▸ **WHAT THE EXERCISE ASKS**:
Render the listing below as a two-column CSV with the columns description and locations. Give one row for every description, with the description text in the first field and all of its location lines in the second, each field in quotes and every line break turned into a space.

** begin **

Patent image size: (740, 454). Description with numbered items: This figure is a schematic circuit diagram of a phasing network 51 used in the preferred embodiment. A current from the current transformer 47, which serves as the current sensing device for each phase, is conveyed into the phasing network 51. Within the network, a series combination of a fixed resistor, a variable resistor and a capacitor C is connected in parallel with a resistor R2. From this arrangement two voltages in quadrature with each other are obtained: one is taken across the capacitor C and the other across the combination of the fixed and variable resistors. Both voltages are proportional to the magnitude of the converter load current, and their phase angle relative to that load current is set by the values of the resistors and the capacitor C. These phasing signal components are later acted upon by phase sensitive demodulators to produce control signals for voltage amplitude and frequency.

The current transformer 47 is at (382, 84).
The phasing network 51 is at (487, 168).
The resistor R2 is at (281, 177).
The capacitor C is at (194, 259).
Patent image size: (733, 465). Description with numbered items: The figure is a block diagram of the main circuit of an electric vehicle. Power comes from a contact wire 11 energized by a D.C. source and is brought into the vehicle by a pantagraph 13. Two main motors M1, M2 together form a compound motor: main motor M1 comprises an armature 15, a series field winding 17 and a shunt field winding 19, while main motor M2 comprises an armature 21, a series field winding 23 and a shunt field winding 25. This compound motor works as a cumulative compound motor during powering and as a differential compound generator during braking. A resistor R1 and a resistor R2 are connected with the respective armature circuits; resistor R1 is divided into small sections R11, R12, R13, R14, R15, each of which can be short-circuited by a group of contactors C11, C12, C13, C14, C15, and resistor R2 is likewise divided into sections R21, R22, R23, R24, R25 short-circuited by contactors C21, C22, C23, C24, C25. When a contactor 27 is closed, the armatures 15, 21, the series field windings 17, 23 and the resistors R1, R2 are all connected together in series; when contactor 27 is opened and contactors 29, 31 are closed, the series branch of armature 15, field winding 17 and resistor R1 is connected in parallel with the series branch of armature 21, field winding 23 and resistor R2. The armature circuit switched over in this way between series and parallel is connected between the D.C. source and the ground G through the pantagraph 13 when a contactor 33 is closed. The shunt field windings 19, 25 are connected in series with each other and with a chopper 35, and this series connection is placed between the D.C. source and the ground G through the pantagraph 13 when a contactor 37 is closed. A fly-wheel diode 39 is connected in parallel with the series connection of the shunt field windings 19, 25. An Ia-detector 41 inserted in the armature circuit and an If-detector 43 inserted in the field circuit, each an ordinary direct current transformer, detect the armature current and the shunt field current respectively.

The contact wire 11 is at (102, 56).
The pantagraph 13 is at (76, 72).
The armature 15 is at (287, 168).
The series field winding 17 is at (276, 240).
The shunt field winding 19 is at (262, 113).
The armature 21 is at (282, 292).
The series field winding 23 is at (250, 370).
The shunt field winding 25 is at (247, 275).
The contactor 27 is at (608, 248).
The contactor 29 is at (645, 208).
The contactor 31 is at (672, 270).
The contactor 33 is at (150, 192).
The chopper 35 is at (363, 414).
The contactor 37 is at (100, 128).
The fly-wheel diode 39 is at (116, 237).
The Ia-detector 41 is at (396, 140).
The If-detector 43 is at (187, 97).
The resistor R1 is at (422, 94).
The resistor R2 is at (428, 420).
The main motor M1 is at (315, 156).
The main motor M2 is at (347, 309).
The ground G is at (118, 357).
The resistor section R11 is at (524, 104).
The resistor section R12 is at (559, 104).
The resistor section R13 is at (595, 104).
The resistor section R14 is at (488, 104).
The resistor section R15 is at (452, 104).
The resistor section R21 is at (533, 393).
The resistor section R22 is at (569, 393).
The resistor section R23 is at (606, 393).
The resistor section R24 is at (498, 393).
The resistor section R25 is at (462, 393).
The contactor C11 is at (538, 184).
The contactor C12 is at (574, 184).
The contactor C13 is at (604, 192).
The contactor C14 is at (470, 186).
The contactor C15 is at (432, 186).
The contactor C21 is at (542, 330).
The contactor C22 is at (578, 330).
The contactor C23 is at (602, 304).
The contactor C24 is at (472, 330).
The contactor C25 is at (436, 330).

** end **

▸ **ANSWER TO THE TASK**:
description,locations
"Patent image size: (740, 454). Description with numbered items: This figure is a schematic circuit diagram of a phasing network 51 used in the preferred embodiment. A current from the current transformer 47, which serves as the current sensing device for each phase, is conveyed into the phasing network 51. Within the network, a series combination of a fixed resistor, a variable resistor and a capacitor C is connected in parallel with a resistor R2. From this arrangement two voltages in quadrature with each other are obtained: one is taken across the capacitor C and the other across the combination of the fixed and variable resistors. Both voltages are proportional to the magnitude of the converter load current, and their phase angle relative to that load current is set by the values of the resistors and the capacitor C. These phasing signal components are later acted upon by phase sensitive demodulators to produce control signals for voltage amplitude and frequency.","The current transformer 47 is at (382, 84). The phasing network 51 is at (487, 168). The resistor R2 is at (281, 177). The capacitor C is at (194, 259)."
"Patent image size: (733, 465). Description with numbered items: The figure is a block diagram of the main circuit of an electric vehicle. Power comes from a contact wire 11 energized by a D.C. source and is brought into the vehicle by a pantagraph 13. Two main motors M1, M2 together form a compound motor: main motor M1 comprises an armature 15, a series field winding 17 and a shunt field winding 19, while main motor M2 comprises an armature 21, a series field winding 23 and a shunt field winding 25. This compound motor works as a cumulative compound motor during powering and as a differential compound generator during braking. A resistor R1 and a resistor R2 are connected with the respective armature circuits; resistor R1 is divided into small sections R11, R12, R13, R14, R15, each of which can be short-circuited by a group of contactors C11, C12, C13, C14, C15, and resistor R2 is likewise divided into sections R21, R22, R23, R24, R25 short-circuited by contactors C21, C22, C23, C24, C25. When a contactor 27 is closed, the armatures 15, 21, the series field windings 17, 23 and the resistors R1, R2 are all connected together in series; when contactor 27 is opened and contactors 29, 31 are closed, the series branch of armature 15, field winding 17 and resistor R1 is connected in parallel with the series branch of armature 21, field winding 23 and resistor R2. The armature circuit switched over in this way between series and parallel is connected between the D.C. source and the ground G through the pantagraph 13 when a contactor 33 is closed. The shunt field windings 19, 25 are connected in series with each other and with a chopper 35, and this series connection is placed between the D.C. source and the ground G through the pantagraph 13 when a contactor 37 is closed. A fly-wheel diode 39 is connected in parallel with the series connection of the shunt field windings 19, 25. An Ia-detector 41 inserted in the armature circuit and an If-detector 43 inserted in the field circuit, each an ordinary direct current transformer, detect the armature current and the shunt field current respectively.","The contact wire 11 is at (102, 56). The pantagraph 13 is at (76, 72). The armature 15 is at (287, 168). The series field winding 17 is at (276, 240). The shunt field winding 19 is at (262, 113). The armature 21 is at (282, 292). The series field winding 23 is at (250, 370). The shunt field winding 25 is at (247, 275). The contactor 27 is at (608, 248). The contactor 29 is at (645, 208). The contactor 31 is at (672, 270). The contactor 33 is at (150, 192). The chopper 35 is at (363, 414). The contactor 37 is at (100, 128). The fly-wheel diode 39 is at (116, 237). The Ia-detector 41 is at (396, 140). The If-detector 43 is at (187, 97). The resistor R1 is at (422, 94). The resistor R2 is at (428, 420). The main motor M1 is at (315, 156). The main motor M2 is at (347, 309). The ground G is at (118, 357). The resistor section R11 is at (524, 104). The resistor section R12 is at (559, 104). The resistor section R13 is at (595, 104). The resistor section R14 is at (488, 104). The resistor section R15 is at (452, 104). The resistor section R21 is at (533, 393). The resistor section R22 is at (569, 393). The resistor section R23 is at (606, 393). The resistor section R24 is at (498, 393). The resistor section R25 is at (462, 393). The contactor C11 is at (538, 184). The contactor C12 is at (574, 184). The contactor C13 is at (604, 192). The contactor C14 is at (470, 186). The contactor C15 is at (432, 186). The contactor C21 is at (542, 330). The contactor C22 is at (578, 330). The contactor C23 is at (602, 304). The contactor C24 is at (472, 330). The contactor C25 is at (436, 330)."